** Data records **
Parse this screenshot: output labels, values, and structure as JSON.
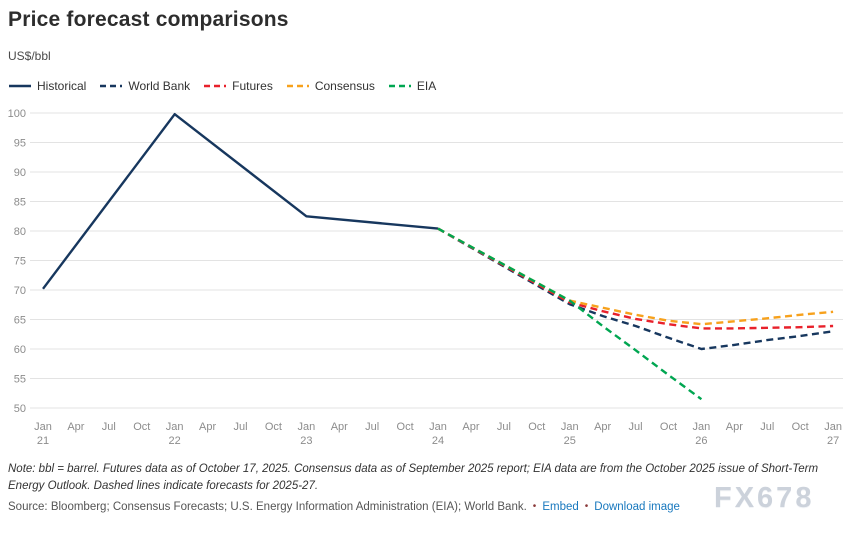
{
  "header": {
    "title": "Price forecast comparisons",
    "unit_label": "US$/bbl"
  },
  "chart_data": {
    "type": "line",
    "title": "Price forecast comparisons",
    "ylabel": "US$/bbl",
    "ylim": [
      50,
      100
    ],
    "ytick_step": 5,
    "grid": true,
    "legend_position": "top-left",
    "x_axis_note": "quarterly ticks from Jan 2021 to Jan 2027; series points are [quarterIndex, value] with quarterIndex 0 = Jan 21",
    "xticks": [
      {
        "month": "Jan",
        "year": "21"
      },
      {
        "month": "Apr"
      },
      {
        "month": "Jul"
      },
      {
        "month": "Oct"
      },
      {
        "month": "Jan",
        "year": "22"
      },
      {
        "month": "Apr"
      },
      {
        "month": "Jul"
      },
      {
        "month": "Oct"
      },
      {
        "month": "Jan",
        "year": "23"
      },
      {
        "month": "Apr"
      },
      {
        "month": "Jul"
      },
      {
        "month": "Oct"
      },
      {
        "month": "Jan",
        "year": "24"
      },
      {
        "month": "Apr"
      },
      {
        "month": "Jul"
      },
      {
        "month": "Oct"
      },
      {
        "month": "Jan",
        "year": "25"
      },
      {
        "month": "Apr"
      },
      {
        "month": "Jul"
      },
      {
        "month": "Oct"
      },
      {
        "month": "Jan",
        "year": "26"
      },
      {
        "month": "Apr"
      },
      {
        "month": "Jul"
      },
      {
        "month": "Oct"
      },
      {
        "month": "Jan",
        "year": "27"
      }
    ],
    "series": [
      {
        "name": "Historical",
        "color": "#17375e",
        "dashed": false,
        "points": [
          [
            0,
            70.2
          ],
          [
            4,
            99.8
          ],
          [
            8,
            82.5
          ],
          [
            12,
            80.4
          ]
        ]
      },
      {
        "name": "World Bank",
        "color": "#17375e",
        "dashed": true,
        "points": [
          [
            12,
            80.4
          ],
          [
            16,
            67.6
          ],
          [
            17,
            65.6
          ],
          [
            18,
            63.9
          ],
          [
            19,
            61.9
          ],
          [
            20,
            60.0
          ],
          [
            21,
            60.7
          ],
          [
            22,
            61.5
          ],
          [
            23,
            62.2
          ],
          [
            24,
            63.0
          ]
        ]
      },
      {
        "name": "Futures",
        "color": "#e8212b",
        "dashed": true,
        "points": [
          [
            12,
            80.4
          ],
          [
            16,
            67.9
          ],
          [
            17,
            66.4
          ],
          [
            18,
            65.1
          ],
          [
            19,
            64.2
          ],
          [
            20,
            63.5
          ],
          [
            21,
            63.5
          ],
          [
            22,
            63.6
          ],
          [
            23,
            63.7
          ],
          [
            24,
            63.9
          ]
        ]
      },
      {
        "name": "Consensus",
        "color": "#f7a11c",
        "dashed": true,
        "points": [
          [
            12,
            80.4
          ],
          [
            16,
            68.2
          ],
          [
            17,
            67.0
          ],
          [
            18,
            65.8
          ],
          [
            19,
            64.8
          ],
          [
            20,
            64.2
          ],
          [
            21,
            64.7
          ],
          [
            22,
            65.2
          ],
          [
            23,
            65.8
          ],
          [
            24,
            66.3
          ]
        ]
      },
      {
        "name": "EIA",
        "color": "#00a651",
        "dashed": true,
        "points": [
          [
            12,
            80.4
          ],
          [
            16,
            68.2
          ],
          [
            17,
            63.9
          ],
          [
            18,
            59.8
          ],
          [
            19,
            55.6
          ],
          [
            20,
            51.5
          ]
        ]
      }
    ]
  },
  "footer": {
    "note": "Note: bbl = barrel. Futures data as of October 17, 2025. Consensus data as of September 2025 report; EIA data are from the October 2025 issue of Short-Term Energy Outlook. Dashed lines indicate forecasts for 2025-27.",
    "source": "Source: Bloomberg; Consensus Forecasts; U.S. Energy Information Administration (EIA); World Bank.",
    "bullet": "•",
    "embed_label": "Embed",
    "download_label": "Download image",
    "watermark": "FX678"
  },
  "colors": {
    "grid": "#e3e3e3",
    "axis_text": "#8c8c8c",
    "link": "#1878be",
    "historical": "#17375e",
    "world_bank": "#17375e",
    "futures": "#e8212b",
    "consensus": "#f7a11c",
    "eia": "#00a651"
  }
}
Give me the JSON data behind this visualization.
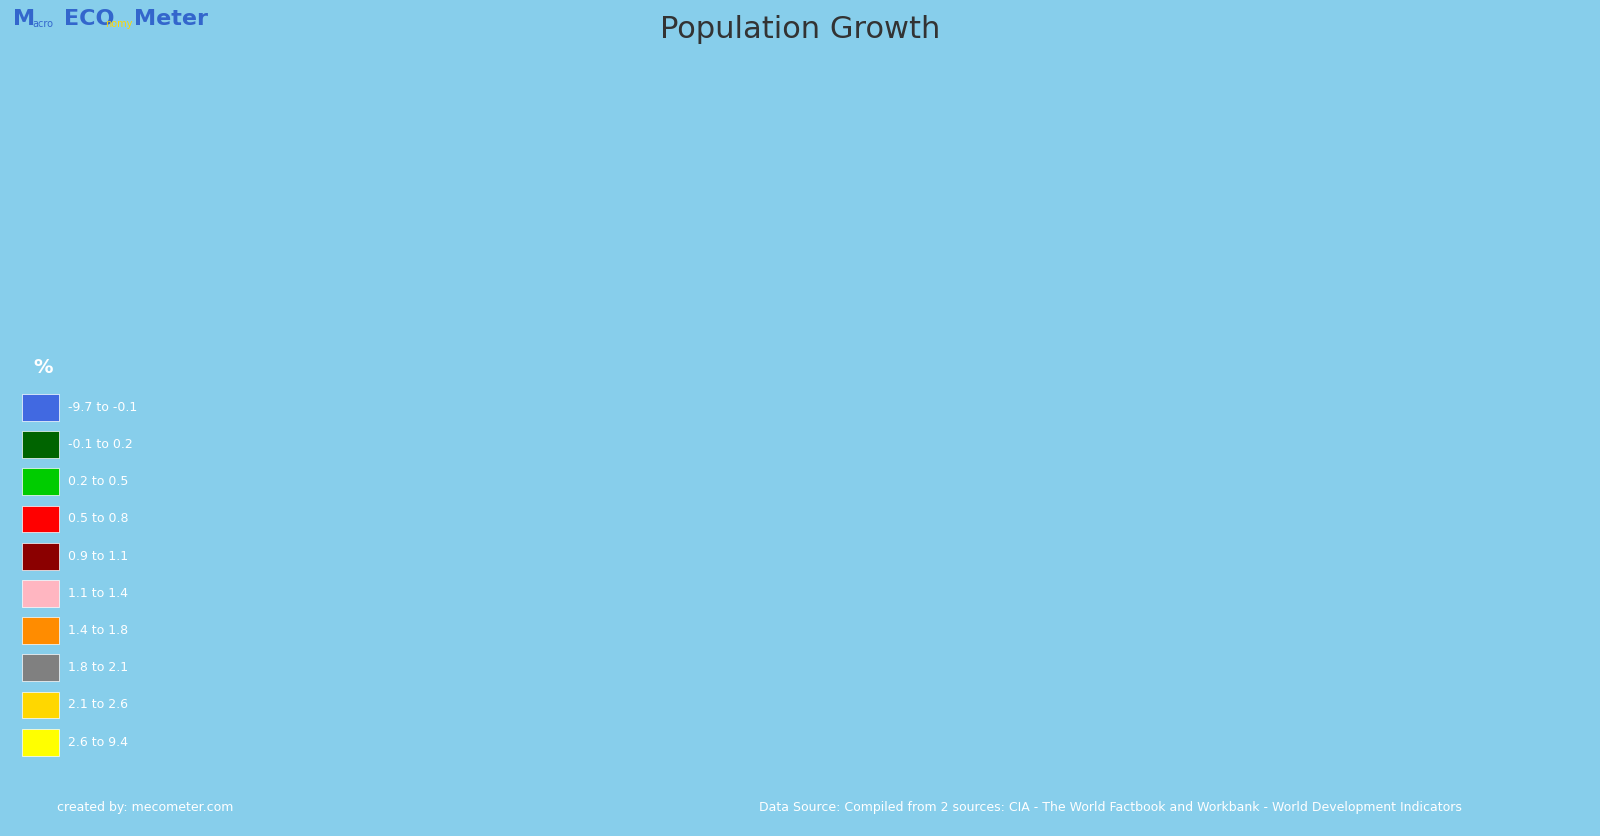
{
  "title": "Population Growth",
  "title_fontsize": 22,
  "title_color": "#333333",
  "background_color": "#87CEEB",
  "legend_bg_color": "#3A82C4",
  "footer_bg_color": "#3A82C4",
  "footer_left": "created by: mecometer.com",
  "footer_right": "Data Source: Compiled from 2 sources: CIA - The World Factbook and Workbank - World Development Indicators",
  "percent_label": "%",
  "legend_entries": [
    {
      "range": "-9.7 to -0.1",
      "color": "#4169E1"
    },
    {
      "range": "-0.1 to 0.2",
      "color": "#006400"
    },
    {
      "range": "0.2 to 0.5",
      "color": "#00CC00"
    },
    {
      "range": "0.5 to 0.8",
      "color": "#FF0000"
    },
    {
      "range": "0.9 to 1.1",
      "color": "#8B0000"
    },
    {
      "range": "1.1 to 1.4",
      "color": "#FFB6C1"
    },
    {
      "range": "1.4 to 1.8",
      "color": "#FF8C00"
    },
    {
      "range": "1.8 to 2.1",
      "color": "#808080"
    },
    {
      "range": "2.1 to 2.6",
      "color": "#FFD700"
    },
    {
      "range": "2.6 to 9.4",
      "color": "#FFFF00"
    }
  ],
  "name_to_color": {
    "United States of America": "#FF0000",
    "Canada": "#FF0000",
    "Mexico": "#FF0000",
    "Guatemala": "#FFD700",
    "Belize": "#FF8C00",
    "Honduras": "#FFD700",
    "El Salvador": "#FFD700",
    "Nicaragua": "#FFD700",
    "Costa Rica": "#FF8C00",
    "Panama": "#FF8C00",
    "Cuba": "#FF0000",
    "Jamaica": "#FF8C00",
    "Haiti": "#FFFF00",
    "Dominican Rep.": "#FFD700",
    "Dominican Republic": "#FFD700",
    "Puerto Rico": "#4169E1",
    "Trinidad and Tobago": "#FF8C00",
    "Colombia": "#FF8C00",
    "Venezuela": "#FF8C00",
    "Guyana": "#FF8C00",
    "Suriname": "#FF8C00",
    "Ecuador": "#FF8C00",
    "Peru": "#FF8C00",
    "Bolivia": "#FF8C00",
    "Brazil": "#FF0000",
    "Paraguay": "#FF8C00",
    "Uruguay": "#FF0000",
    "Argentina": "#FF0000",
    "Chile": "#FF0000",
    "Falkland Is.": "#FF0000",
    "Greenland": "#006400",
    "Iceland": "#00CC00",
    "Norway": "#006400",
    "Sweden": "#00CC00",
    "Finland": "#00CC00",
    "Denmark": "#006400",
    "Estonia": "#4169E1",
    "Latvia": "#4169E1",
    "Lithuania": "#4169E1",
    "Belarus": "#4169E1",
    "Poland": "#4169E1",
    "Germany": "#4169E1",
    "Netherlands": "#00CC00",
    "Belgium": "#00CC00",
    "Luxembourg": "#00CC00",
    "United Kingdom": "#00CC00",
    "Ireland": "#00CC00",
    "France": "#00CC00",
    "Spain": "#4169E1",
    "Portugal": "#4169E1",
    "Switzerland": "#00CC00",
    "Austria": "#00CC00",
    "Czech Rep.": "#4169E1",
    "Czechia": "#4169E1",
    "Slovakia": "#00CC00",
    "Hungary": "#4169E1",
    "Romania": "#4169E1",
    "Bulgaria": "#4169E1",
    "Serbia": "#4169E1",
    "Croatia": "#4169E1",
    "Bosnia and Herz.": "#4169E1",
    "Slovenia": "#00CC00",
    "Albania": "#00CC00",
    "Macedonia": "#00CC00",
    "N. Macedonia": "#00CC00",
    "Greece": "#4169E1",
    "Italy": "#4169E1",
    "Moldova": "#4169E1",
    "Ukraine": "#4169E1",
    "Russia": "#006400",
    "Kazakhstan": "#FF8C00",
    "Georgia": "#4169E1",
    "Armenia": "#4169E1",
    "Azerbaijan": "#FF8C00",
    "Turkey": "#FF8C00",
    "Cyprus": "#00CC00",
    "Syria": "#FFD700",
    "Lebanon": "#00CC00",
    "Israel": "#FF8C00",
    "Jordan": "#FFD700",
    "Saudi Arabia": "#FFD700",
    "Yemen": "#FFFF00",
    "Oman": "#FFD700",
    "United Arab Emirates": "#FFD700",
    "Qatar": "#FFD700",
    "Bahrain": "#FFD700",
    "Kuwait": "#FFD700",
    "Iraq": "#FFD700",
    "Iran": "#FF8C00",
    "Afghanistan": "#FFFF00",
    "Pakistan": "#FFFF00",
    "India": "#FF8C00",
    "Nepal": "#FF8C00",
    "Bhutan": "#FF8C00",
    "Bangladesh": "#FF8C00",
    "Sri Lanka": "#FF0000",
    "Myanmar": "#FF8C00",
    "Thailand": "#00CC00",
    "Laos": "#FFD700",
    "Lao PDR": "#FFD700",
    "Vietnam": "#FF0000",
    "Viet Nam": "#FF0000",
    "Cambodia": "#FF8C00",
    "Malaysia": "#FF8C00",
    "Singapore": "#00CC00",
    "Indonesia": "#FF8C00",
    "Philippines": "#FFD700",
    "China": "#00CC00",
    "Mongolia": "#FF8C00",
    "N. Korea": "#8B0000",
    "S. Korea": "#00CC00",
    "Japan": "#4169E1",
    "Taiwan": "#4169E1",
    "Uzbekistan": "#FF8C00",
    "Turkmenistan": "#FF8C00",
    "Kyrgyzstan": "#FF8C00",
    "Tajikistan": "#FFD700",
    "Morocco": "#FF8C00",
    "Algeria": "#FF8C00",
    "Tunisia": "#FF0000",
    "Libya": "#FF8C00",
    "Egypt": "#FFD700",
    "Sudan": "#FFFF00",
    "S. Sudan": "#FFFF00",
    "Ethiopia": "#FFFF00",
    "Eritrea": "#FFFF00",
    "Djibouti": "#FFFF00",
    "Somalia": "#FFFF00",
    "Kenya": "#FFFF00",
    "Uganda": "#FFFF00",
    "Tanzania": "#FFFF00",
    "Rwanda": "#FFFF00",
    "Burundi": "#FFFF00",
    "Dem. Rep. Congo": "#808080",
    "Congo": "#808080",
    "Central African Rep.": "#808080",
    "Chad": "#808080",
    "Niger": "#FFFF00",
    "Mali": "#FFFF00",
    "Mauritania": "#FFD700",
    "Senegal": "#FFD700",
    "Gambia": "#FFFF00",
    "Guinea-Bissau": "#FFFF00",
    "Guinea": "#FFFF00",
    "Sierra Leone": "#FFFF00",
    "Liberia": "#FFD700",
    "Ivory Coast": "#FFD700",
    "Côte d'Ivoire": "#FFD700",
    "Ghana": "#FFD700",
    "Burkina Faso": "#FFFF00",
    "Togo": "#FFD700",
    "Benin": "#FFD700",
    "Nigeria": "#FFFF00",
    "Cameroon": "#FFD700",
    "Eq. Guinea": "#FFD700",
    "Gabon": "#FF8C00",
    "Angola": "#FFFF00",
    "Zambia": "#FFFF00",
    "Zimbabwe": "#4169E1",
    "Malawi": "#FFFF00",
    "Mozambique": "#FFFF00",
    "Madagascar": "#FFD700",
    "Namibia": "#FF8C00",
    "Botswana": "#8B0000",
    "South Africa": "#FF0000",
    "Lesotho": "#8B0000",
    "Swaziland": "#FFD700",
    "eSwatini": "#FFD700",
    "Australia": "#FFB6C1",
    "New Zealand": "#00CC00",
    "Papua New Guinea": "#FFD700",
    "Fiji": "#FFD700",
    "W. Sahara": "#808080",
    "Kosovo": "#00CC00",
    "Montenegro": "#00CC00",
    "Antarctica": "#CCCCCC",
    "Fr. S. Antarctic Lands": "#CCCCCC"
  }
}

** Set task **
Gather each line in these records that contains the string "range".

** Exercise result **
      "range": "-9.7 to -0.1",
      "range": "-0.1 to 0.2",
      "range": "0.2 to 0.5",
      "range": "0.5 to 0.8",
      "range": "0.9 to 1.1",
      "range": "1.1 to 1.4",
      "range": "1.4 to 1.8",
      "range": "1.8 to 2.1",
      "range": "2.1 to 2.6",
      "range": "2.6 to 9.4",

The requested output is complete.